* _OBJECTIVE_: Please print every record below exactly as it appears.
#### DATASET ROWS ####
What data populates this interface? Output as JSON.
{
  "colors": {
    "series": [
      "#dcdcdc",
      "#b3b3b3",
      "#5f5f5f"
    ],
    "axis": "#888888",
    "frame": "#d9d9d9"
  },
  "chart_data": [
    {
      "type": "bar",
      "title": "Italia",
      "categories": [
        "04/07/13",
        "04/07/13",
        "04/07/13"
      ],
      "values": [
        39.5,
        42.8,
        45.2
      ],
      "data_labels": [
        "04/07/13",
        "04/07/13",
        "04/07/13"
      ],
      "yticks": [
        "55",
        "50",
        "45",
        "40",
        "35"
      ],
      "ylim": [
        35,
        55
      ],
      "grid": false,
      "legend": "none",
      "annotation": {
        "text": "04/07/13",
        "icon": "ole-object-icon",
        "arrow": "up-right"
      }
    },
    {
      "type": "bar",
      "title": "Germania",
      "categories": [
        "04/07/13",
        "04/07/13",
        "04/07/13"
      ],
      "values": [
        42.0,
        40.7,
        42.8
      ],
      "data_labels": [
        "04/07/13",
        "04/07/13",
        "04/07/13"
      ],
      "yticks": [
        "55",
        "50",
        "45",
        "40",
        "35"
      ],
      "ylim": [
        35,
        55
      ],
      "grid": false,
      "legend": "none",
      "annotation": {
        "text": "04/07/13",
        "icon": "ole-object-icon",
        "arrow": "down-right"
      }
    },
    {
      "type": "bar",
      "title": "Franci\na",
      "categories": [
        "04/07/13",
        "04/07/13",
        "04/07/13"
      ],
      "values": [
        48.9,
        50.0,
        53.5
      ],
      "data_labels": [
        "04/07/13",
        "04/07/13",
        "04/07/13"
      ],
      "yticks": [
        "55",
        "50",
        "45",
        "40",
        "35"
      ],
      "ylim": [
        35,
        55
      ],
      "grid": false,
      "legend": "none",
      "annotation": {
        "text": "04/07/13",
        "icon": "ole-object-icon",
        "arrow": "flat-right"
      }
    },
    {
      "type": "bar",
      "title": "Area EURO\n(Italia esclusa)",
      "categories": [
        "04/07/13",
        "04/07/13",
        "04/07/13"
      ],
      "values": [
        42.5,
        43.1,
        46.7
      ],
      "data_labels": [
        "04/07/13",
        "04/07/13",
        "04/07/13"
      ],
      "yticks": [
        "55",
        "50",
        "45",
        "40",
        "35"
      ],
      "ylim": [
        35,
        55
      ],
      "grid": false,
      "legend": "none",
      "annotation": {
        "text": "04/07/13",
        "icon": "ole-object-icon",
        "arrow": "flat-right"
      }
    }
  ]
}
####
* _THE RESULT_:
What data populates this interface? Output as JSON.
{
  "colors": {
    "series": [
      "#dcdcdc",
      "#b3b3b3",
      "#5f5f5f"
    ],
    "axis": "#888888",
    "frame": "#d9d9d9"
  },
  "chart_data": [
    {
      "type": "bar",
      "title": "Italia",
      "categories": [
        "04/07/13",
        "04/07/13",
        "04/07/13"
      ],
      "values": [
        39.5,
        42.8,
        45.2
      ],
      "data_labels": [
        "04/07/13",
        "04/07/13",
        "04/07/13"
      ],
      "yticks": [
        "55",
        "50",
        "45",
        "40",
        "35"
      ],
      "ylim": [
        35,
        55
      ],
      "grid": false,
      "legend": "none",
      "annotation": {
        "text": "04/07/13",
        "icon": "ole-object-icon",
        "arrow": "up-right"
      }
    },
    {
      "type": "bar",
      "title": "Germania",
      "categories": [
        "04/07/13",
        "04/07/13",
        "04/07/13"
      ],
      "values": [
        42.0,
        40.7,
        42.8
      ],
      "data_labels": [
        "04/07/13",
        "04/07/13",
        "04/07/13"
      ],
      "yticks": [
        "55",
        "50",
        "45",
        "40",
        "35"
      ],
      "ylim": [
        35,
        55
      ],
      "grid": false,
      "legend": "none",
      "annotation": {
        "text": "04/07/13",
        "icon": "ole-object-icon",
        "arrow": "down-right"
      }
    },
    {
      "type": "bar",
      "title": "Franci\na",
      "categories": [
        "04/07/13",
        "04/07/13",
        "04/07/13"
      ],
      "values": [
        48.9,
        50.0,
        53.5
      ],
      "data_labels": [
        "04/07/13",
        "04/07/13",
        "04/07/13"
      ],
      "yticks": [
        "55",
        "50",
        "45",
        "40",
        "35"
      ],
      "ylim": [
        35,
        55
      ],
      "grid": false,
      "legend": "none",
      "annotation": {
        "text": "04/07/13",
        "icon": "ole-object-icon",
        "arrow": "flat-right"
      }
    },
    {
      "type": "bar",
      "title": "Area EURO\n(Italia esclusa)",
      "categories": [
        "04/07/13",
        "04/07/13",
        "04/07/13"
      ],
      "values": [
        42.5,
        43.1,
        46.7
      ],
      "data_labels": [
        "04/07/13",
        "04/07/13",
        "04/07/13"
      ],
      "yticks": [
        "55",
        "50",
        "45",
        "40",
        "35"
      ],
      "ylim": [
        35,
        55
      ],
      "grid": false,
      "legend": "none",
      "annotation": {
        "text": "04/07/13",
        "icon": "ole-object-icon",
        "arrow": "flat-right"
      }
    }
  ]
}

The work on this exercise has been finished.